What needs to be done: Echo every line from the one containing "scale-bar-label: 50 μas" down to the one containing "colorbar-tick-label: 0.0004 <box>1091", inclusive, exactly as they appear.

Material provided:
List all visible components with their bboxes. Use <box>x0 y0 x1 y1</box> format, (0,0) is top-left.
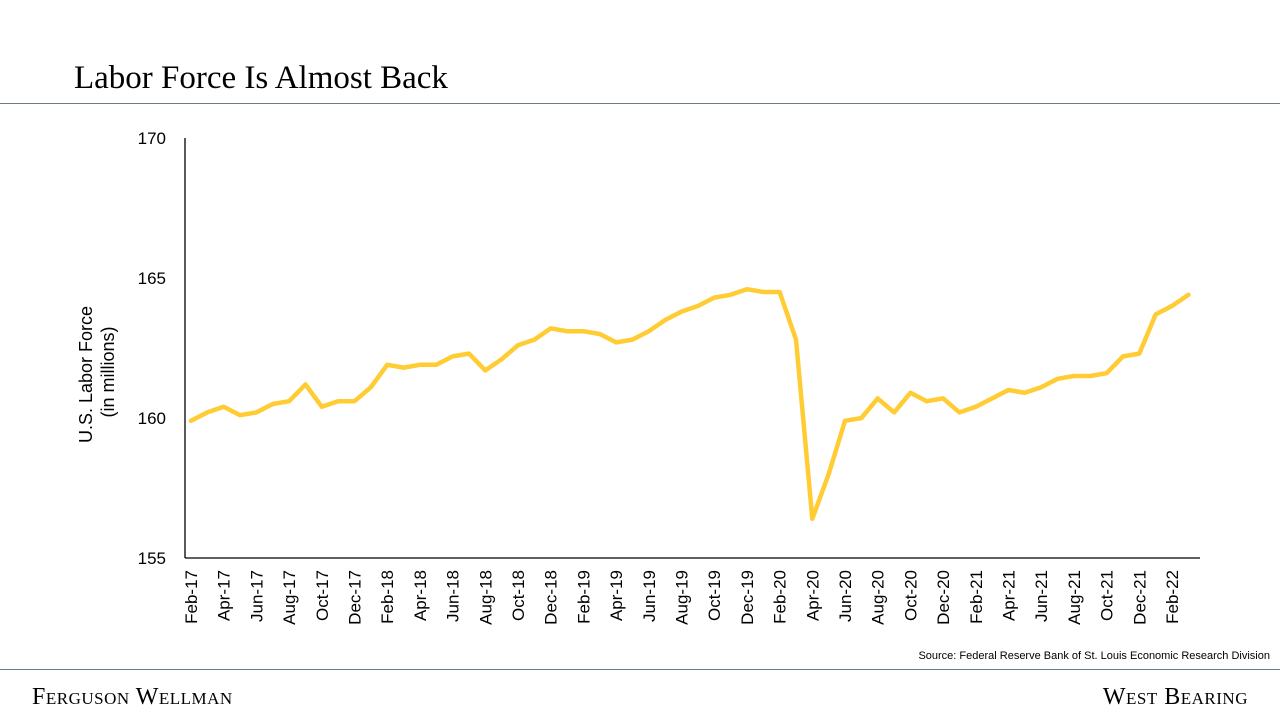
y-tick-label: 165 <box>138 269 166 288</box>
labor-force-series-line <box>188 286 1191 522</box>
x-tick-label: Apr-19 <box>607 570 626 621</box>
x-tick-label: Dec-20 <box>934 570 953 625</box>
x-tick-label: Oct-18 <box>509 570 528 621</box>
x-tick-label: Oct-21 <box>1098 570 1117 621</box>
x-tick-label: Feb-19 <box>574 570 593 624</box>
x-tick-label: Dec-21 <box>1130 570 1149 625</box>
x-tick-label: Feb-22 <box>1163 570 1182 624</box>
x-tick-label: Feb-20 <box>771 570 790 624</box>
x-tick-label: Jun-21 <box>1032 570 1051 622</box>
x-tick-label: Jun-20 <box>836 570 855 622</box>
x-tick-label: Apr-17 <box>215 570 234 621</box>
x-tick-label: Jun-17 <box>247 570 266 622</box>
y-tick-label: 155 <box>138 549 166 568</box>
y-axis-label-line-2: (in millions) <box>98 326 118 417</box>
brand-ferguson-wellman: Ferguson Wellman <box>32 684 233 710</box>
x-tick-label: Feb-18 <box>378 570 397 624</box>
x-tick-label: Oct-20 <box>901 570 920 621</box>
labor-force-chart: 155 160 165 170 Feb-17 Apr-17 Jun-17 Aug-17 Oct… <box>76 129 1200 625</box>
y-tick-label: 160 <box>138 409 166 428</box>
x-tick-label: Feb-21 <box>967 570 986 624</box>
x-tick-label: Aug-21 <box>1065 570 1084 625</box>
x-tick-label: Dec-17 <box>346 570 365 625</box>
x-tick-label: Aug-17 <box>280 570 299 625</box>
x-tick-label: Dec-18 <box>542 570 561 625</box>
y-axis-label-line-1: U.S. Labor Force <box>76 306 96 443</box>
chart-axes <box>184 138 1200 559</box>
x-tick-label: Jun-19 <box>640 570 659 622</box>
brand-west-bearing: West Bearing <box>1102 684 1248 710</box>
header-divider <box>0 103 1280 104</box>
footer-divider <box>0 669 1280 670</box>
x-tick-label: Dec-19 <box>738 570 757 625</box>
x-tick-label: Apr-21 <box>1000 570 1019 621</box>
x-tick-label: Jun-18 <box>444 570 463 622</box>
x-tick-label: Oct-17 <box>313 570 332 621</box>
y-tick-label: 170 <box>138 129 166 148</box>
y-axis-label: U.S. Labor Force (in millions) <box>76 301 118 443</box>
x-tick-label: Apr-18 <box>411 570 430 621</box>
y-axis-ticks: 155 160 165 170 <box>138 129 166 568</box>
page-title: Labor Force Is Almost Back <box>74 60 448 96</box>
series-group <box>188 286 1191 522</box>
x-tick-label: Aug-19 <box>673 570 692 625</box>
x-tick-label: Aug-18 <box>476 570 495 625</box>
x-tick-label: Apr-20 <box>803 570 822 621</box>
x-axis-ticks: Feb-17 Apr-17 Jun-17 Aug-17 Oct-17 Dec-17 Feb-… <box>182 570 1182 625</box>
source-note: Source: Federal Reserve Bank of St. Loui… <box>918 650 1270 662</box>
x-tick-label: Feb-17 <box>182 570 201 624</box>
x-tick-label: Aug-20 <box>869 570 888 625</box>
x-tick-label: Oct-19 <box>705 570 724 621</box>
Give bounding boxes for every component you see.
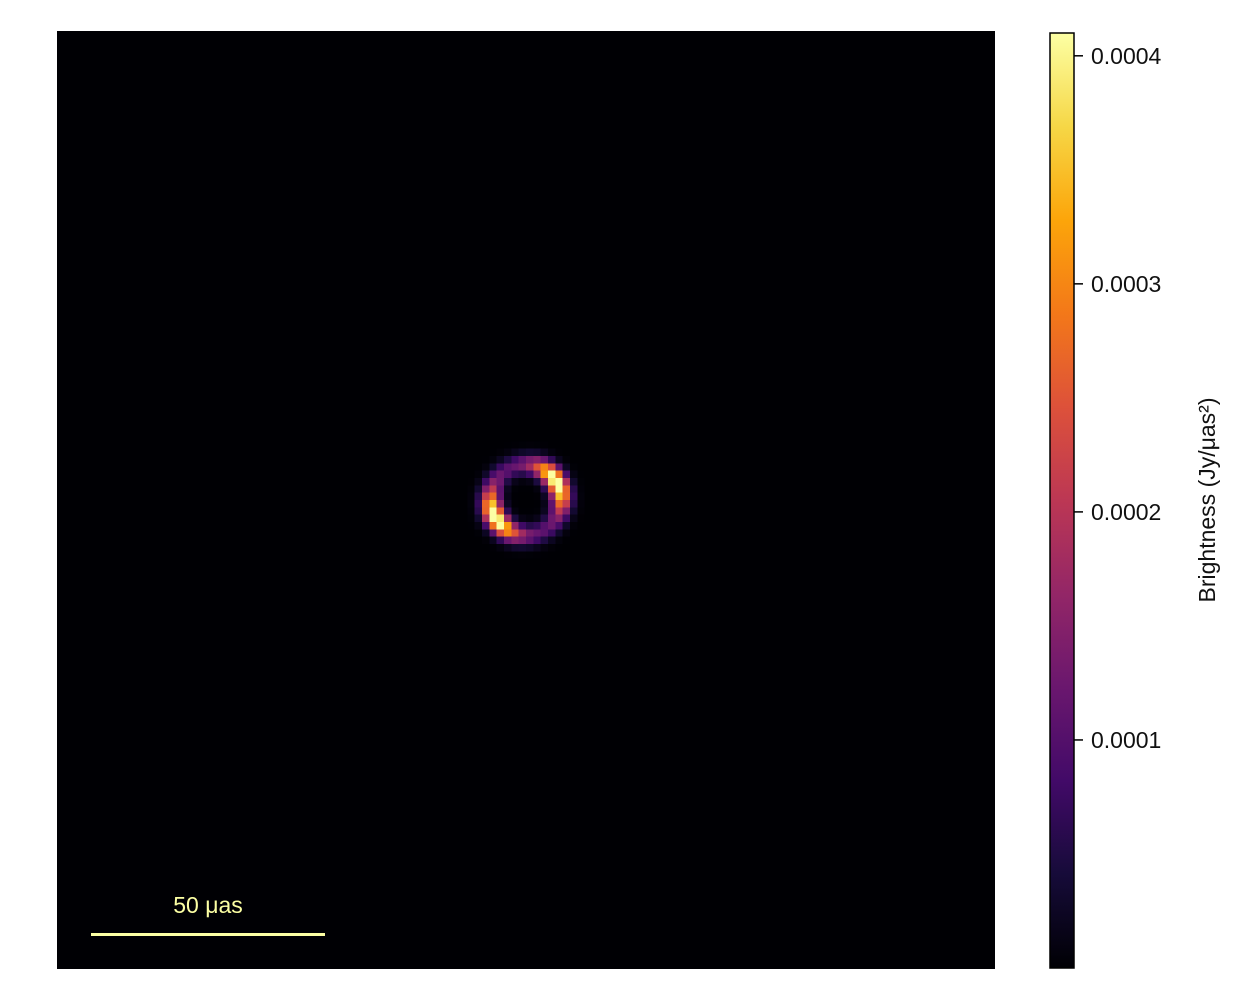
scale-bar-label: 50 μas <box>173 892 243 918</box>
colorbar-gradient <box>1050 33 1074 968</box>
colorbar-frame <box>1049 32 1075 969</box>
scale-bar: 50 μas <box>91 892 325 936</box>
colorbar-title: Brightness (Jy/μas²) <box>1194 398 1220 603</box>
colorbar-ticks: 0.0001 0.0002 0.0003 0.0004 <box>1074 43 1162 753</box>
colorbar: 0.0001 0.0002 0.0003 0.0004 Brightness (Jy/… <box>1049 32 1220 969</box>
colorbar-tick-label: 0.0002 <box>1091 499 1161 525</box>
image-panel <box>57 31 995 969</box>
colorbar-tick-label: 0.0004 <box>1091 43 1162 69</box>
ring-image <box>57 31 995 969</box>
colorbar-tick-label: 0.0001 <box>1091 727 1161 753</box>
colorbar-tick-label: 0.0003 <box>1091 271 1161 297</box>
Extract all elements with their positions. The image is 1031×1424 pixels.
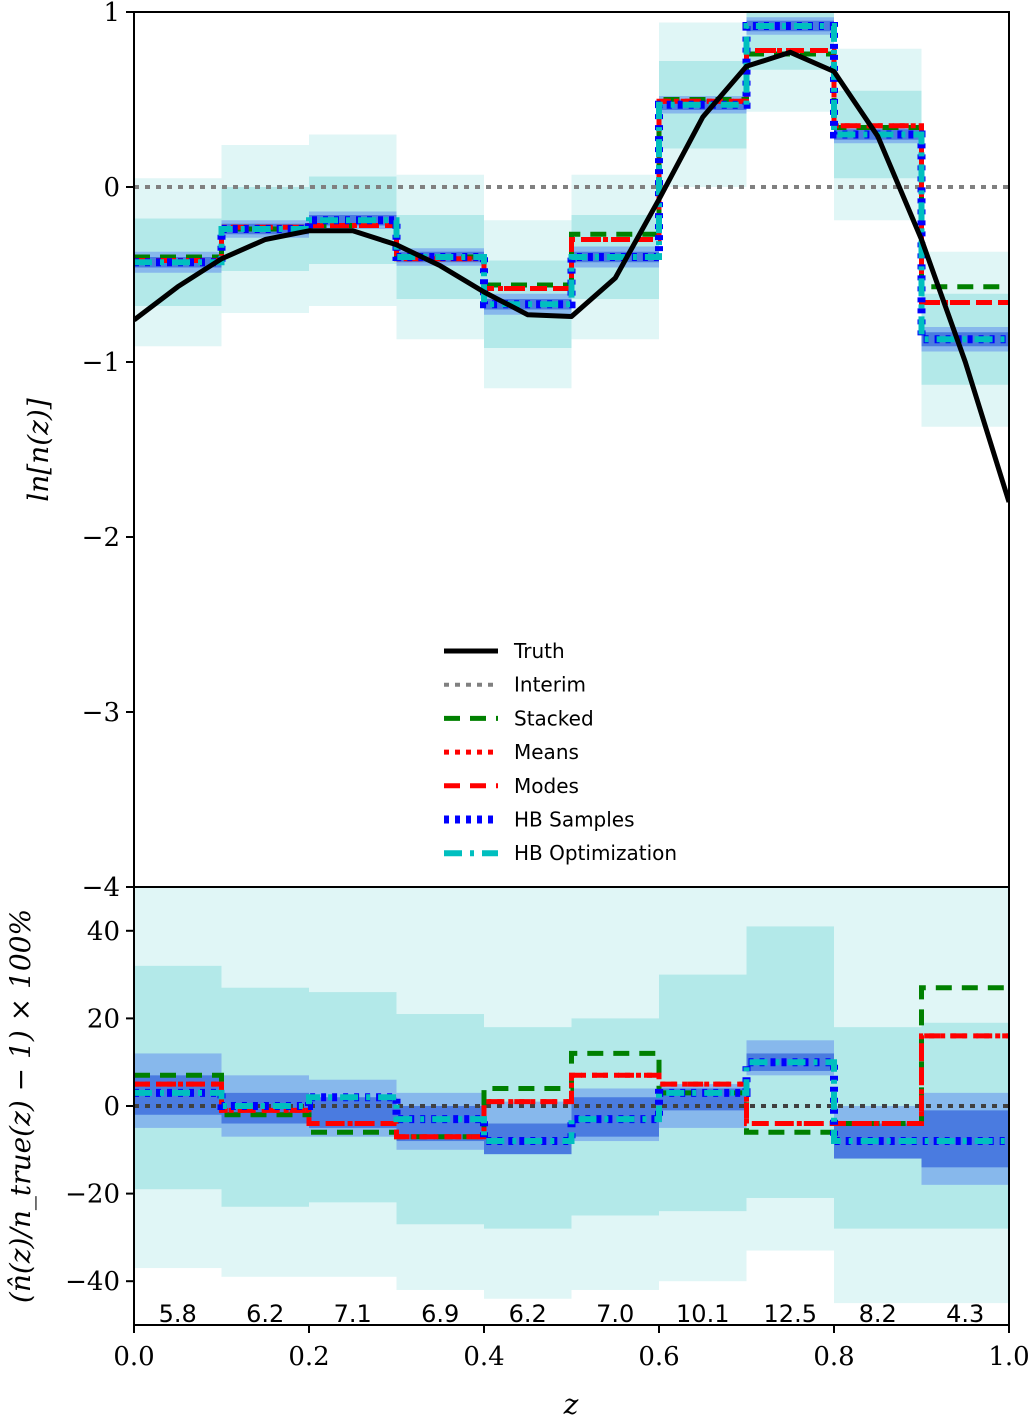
legend: Truth Interim Stacked Means Modes HB Samples H…: [444, 639, 677, 865]
top-y-axis-label: ln[n(z)]: [22, 398, 55, 502]
x-tick-label: 0.0: [113, 1342, 154, 1372]
top-y-tick-label: −2: [82, 523, 120, 553]
bottom-y-tick-label: 40: [87, 917, 120, 947]
bin-count-label: 6.2: [246, 1300, 284, 1328]
legend-label: Stacked: [514, 706, 594, 730]
x-tick-label: 1.0: [988, 1342, 1029, 1372]
legend-label: HB Samples: [514, 808, 635, 832]
top-y-tick-label: −3: [82, 698, 120, 728]
top-panel: 1 0 −1 −2 −3 −4 ln[n(z)] Truth Interim Stacked M…: [22, 0, 1010, 903]
top-y-tick-label: −1: [82, 348, 120, 378]
bin-count-label: 6.2: [509, 1300, 547, 1328]
x-axis-label: z: [563, 1388, 579, 1421]
top-y-tick-label: 1: [103, 0, 120, 28]
bin-count-label: 12.5: [764, 1300, 817, 1328]
bottom-y-axis-label: (n̂(z)/n_true(z) − 1) × 100%: [4, 909, 37, 1303]
top-confidence-bands: [134, 12, 1009, 427]
bin-count-label: 8.2: [859, 1300, 897, 1328]
x-tick-label: 0.6: [638, 1342, 679, 1372]
bottom-panel: 5.8 6.2 7.1 6.9 6.2 7.0 10.1 12.5 8.2 4.3 40 20 0 −2…: [4, 886, 1030, 1421]
top-series: [134, 22, 1009, 344]
bottom-y-tick-label: 20: [87, 1004, 120, 1034]
bin-count-label: 5.8: [159, 1300, 197, 1328]
top-y-tick-label: −4: [82, 873, 120, 903]
legend-label: Truth: [513, 639, 565, 663]
bin-count-label: 6.9: [421, 1300, 459, 1328]
bottom-series-hb-samples: [134, 1058, 1009, 1145]
legend-label: Modes: [514, 774, 579, 798]
bin-labels: 5.8 6.2 7.1 6.9 6.2 7.0 10.1 12.5 8.2 4.3: [159, 1300, 985, 1328]
top-band-level1-bin7: [746, 12, 834, 70]
legend-label: Means: [514, 740, 579, 764]
bin-count-label: 10.1: [676, 1300, 729, 1328]
bottom-axes-ticks: 40 20 0 −20 −40 0.0 0.2 0.4 0.6 0.8 1.0: [65, 917, 1030, 1372]
bottom-y-tick-label: −20: [65, 1180, 120, 1210]
bottom-y-tick-label: 0: [103, 1092, 120, 1122]
legend-label: HB Optimization: [514, 841, 677, 865]
top-y-tick-label: 0: [103, 173, 120, 203]
x-tick-label: 0.4: [463, 1342, 504, 1372]
bottom-plot-frame: [133, 886, 1010, 1326]
bin-count-label: 4.3: [946, 1300, 984, 1328]
bin-count-label: 7.1: [334, 1300, 372, 1328]
top-series-hb-optimization: [134, 23, 1009, 343]
x-tick-label: 0.8: [813, 1342, 854, 1372]
legend-label: Interim: [514, 673, 586, 697]
top-band-level3-bin2: [309, 215, 397, 226]
top-truth-curve: [134, 49, 1009, 503]
bottom-y-tick-label: −40: [65, 1267, 120, 1297]
x-tick-label: 0.2: [288, 1342, 329, 1372]
top-y-axis: 1 0 −1 −2 −3 −4: [82, 0, 134, 903]
bottom-series: [134, 985, 1009, 1145]
top-truth: [134, 49, 1009, 503]
bin-count-label: 7.0: [596, 1300, 634, 1328]
bottom-series-hb-optimization: [134, 1059, 1009, 1144]
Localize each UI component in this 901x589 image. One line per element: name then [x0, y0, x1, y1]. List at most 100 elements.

Solution to the exercise:
scale-bar-label: 50 μas <box>173 892 243 918</box>
colorbar-gradient <box>1050 33 1074 968</box>
colorbar-frame <box>1049 32 1075 969</box>
scale-bar: 50 μas <box>91 892 325 936</box>
colorbar-title: Brightness (Jy/μas²) <box>1194 398 1220 603</box>
colorbar-ticks: 0.0001 0.0002 0.0003 0.0004 <box>1074 43 1162 753</box>
colorbar: 0.0001 0.0002 0.0003 0.0004 Brightness (Jy/… <box>1049 32 1220 969</box>
colorbar-tick-label: 0.0002 <box>1091 499 1161 525</box>
image-panel <box>57 31 995 969</box>
colorbar-tick-label: 0.0004 <box>1091 43 1162 69</box>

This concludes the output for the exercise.